#### Recorded information
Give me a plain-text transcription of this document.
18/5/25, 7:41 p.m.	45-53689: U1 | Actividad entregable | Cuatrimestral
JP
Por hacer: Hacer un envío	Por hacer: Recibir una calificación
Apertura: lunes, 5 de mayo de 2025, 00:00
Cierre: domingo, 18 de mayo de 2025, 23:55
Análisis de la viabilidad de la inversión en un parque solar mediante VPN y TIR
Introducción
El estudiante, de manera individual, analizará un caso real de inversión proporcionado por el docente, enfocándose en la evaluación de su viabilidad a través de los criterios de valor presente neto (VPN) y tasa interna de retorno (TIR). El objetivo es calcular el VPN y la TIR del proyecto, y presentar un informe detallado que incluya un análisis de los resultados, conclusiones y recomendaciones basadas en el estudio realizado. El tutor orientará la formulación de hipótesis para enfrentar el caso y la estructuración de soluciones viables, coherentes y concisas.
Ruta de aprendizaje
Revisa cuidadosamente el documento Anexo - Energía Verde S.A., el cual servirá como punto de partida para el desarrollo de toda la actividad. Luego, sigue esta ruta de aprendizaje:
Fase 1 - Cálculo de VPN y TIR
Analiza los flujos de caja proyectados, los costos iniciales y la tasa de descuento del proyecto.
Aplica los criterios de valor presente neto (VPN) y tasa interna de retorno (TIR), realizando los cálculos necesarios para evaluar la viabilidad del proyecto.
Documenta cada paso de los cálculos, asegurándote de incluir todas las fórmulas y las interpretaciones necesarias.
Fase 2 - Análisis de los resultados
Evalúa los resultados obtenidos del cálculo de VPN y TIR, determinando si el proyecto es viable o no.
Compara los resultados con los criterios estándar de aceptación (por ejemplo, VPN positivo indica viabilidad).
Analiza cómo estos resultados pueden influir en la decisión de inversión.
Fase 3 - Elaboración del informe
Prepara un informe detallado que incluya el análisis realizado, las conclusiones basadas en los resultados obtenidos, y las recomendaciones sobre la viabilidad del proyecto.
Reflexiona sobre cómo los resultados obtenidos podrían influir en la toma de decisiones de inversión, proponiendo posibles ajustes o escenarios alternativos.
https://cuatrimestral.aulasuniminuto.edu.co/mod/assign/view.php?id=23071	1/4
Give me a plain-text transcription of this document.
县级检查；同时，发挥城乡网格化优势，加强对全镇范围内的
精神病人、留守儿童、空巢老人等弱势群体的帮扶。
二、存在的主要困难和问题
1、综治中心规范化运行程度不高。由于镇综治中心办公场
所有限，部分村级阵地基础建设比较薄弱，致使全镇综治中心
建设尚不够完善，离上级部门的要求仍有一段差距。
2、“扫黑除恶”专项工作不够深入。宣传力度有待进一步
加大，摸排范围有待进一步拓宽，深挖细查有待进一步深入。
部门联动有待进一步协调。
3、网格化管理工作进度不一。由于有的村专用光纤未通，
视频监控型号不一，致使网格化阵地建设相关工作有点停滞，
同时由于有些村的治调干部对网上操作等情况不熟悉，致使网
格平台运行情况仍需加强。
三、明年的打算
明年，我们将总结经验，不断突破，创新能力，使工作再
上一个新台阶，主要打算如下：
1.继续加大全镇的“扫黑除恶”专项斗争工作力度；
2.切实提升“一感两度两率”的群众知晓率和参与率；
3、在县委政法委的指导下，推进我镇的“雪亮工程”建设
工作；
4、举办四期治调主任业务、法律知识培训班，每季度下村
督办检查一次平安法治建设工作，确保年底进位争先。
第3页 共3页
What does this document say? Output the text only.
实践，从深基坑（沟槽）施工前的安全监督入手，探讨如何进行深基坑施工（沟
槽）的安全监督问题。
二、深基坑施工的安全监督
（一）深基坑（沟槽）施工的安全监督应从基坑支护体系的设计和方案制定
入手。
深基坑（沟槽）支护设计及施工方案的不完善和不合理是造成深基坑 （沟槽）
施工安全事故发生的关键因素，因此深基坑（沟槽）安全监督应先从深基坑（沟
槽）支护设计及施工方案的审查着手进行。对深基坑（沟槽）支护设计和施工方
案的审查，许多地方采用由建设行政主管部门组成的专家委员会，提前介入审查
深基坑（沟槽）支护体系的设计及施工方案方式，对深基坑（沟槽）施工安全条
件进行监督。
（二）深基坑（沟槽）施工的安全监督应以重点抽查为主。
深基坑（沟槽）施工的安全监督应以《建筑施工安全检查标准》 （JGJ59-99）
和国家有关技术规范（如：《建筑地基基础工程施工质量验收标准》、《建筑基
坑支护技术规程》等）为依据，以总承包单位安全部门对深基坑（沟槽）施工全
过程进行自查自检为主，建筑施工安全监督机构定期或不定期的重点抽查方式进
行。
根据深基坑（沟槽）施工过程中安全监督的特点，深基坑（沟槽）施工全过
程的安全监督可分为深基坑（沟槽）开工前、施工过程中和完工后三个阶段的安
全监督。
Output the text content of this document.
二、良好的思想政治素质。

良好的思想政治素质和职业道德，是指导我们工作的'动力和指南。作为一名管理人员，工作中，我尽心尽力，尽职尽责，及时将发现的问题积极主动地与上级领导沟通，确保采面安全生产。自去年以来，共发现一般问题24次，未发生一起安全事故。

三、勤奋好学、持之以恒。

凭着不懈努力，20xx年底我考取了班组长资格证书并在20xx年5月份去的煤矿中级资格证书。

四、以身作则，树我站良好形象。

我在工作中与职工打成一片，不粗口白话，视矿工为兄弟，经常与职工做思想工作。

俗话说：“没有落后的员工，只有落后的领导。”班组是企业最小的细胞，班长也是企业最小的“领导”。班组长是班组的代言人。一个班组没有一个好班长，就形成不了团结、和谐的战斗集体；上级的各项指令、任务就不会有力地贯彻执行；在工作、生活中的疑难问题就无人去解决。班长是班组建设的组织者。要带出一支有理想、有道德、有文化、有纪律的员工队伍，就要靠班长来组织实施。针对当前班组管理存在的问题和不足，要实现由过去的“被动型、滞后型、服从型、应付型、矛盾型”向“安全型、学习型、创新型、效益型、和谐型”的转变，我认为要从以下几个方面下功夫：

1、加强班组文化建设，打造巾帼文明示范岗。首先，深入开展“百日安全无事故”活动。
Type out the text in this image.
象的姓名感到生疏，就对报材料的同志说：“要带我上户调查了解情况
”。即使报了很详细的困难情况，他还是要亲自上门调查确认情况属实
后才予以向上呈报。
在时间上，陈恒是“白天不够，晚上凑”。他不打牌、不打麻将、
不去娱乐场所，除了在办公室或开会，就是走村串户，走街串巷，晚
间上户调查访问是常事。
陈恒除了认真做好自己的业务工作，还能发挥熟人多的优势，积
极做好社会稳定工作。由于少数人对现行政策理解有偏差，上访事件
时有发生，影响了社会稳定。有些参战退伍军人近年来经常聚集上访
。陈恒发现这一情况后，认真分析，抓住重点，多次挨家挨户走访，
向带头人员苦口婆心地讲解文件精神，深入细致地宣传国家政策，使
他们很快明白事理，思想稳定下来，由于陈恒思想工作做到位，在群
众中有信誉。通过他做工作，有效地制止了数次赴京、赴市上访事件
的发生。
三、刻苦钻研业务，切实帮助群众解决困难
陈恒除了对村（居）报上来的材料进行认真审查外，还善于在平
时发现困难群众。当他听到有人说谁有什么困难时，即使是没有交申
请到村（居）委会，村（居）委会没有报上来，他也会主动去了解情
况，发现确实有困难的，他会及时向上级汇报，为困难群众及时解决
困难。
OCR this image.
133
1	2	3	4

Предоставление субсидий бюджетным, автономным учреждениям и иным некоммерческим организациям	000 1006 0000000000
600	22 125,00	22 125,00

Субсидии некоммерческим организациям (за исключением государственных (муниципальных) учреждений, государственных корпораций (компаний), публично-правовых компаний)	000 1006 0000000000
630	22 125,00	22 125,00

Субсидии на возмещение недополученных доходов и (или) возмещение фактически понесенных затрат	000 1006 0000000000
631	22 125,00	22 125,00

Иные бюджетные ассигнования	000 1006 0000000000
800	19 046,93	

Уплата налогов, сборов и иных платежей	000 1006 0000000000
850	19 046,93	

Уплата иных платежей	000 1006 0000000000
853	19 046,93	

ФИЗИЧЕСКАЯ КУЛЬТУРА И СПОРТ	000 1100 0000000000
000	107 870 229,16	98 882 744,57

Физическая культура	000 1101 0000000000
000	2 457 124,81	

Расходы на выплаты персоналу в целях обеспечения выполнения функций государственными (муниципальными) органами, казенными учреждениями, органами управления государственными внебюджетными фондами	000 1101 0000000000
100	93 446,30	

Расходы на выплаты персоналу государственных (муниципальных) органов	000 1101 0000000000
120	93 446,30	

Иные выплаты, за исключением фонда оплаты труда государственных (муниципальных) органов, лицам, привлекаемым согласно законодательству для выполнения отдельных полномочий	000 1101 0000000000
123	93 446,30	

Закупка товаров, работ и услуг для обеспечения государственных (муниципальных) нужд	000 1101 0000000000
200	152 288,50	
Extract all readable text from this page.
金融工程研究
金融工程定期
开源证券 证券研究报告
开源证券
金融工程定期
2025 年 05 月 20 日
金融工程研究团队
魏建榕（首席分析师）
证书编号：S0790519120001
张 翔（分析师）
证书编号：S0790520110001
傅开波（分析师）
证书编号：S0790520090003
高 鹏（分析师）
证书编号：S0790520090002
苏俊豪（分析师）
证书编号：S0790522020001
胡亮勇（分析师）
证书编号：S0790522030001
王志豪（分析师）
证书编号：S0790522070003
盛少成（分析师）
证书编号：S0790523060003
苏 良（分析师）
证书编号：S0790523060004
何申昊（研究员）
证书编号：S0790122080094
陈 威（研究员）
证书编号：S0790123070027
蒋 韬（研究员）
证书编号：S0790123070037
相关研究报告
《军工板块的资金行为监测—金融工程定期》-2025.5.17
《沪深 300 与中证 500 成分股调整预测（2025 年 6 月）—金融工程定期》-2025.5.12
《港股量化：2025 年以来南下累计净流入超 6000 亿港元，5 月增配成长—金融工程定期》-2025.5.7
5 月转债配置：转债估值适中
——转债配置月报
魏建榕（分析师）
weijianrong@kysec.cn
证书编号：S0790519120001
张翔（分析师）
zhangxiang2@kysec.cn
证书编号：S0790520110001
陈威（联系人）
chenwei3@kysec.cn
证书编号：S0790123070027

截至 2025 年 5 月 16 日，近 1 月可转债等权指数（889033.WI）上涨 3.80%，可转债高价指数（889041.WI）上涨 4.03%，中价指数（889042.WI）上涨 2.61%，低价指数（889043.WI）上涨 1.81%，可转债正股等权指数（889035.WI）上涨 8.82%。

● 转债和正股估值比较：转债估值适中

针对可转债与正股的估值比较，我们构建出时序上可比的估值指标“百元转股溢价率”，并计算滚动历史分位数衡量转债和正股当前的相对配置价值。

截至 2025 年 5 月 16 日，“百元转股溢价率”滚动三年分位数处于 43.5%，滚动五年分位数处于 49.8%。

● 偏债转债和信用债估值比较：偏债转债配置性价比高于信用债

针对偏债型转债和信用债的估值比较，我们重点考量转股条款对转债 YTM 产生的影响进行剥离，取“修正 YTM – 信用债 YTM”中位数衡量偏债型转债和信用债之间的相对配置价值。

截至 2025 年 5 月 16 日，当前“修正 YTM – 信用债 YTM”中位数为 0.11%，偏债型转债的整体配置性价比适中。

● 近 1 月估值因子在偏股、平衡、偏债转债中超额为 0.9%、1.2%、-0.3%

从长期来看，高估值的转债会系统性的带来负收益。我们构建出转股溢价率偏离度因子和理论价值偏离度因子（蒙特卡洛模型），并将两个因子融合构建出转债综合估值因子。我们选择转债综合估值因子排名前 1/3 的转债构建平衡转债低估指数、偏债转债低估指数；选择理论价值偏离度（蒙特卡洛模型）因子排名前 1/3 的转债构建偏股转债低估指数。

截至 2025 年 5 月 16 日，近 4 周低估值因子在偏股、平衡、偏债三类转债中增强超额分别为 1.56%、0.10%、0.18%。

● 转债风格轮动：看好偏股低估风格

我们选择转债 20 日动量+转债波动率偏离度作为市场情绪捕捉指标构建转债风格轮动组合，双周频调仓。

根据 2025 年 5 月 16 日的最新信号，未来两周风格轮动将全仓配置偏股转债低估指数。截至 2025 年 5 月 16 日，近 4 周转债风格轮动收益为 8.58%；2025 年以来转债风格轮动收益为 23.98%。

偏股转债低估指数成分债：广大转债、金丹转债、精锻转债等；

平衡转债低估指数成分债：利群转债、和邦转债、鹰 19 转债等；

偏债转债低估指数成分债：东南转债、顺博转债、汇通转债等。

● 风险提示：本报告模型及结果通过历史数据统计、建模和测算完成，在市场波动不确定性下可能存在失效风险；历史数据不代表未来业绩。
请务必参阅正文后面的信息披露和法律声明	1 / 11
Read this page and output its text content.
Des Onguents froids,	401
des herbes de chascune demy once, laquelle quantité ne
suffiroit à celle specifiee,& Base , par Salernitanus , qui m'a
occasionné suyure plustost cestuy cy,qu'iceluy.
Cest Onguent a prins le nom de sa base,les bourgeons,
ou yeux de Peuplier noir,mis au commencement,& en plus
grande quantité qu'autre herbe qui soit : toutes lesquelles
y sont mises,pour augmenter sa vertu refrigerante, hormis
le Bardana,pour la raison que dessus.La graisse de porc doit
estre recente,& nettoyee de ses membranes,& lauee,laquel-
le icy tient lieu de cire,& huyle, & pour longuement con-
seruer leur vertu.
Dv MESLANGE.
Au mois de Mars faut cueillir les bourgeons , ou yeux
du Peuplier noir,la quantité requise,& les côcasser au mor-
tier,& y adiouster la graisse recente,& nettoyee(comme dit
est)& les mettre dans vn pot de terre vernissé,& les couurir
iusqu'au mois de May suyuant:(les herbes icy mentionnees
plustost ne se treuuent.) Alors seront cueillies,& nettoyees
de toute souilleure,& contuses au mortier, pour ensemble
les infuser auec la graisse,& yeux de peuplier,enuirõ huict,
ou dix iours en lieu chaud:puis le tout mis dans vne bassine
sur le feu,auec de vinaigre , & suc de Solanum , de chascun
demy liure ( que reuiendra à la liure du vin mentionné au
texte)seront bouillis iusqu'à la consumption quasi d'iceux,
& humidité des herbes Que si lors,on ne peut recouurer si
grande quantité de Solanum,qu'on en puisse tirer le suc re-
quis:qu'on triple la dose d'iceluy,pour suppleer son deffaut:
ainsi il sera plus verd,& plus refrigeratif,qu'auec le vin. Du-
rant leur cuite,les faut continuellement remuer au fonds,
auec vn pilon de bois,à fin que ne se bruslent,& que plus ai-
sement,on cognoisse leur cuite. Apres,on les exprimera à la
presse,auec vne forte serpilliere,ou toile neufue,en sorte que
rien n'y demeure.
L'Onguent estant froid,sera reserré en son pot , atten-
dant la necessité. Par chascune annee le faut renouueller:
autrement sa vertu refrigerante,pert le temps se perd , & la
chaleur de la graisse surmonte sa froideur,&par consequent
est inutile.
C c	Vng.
########
Search the listing for the string "obtenidos". Copy each line where it turns up.

### Completed task
Evalúa los resultados obtenidos del cálculo de VPN y TIR, determinando si el proyecto es viable o no.
Prepara un informe detallado que incluya el análisis realizado, las conclusiones basadas en los resultados obtenidos, y las recomendaciones sobre la viabilidad del proyecto.
Reflexiona sobre cómo los resultados obtenidos podrían influir en la toma de decisiones de inversión, proponiendo posibles ajustes o escenarios alternativos.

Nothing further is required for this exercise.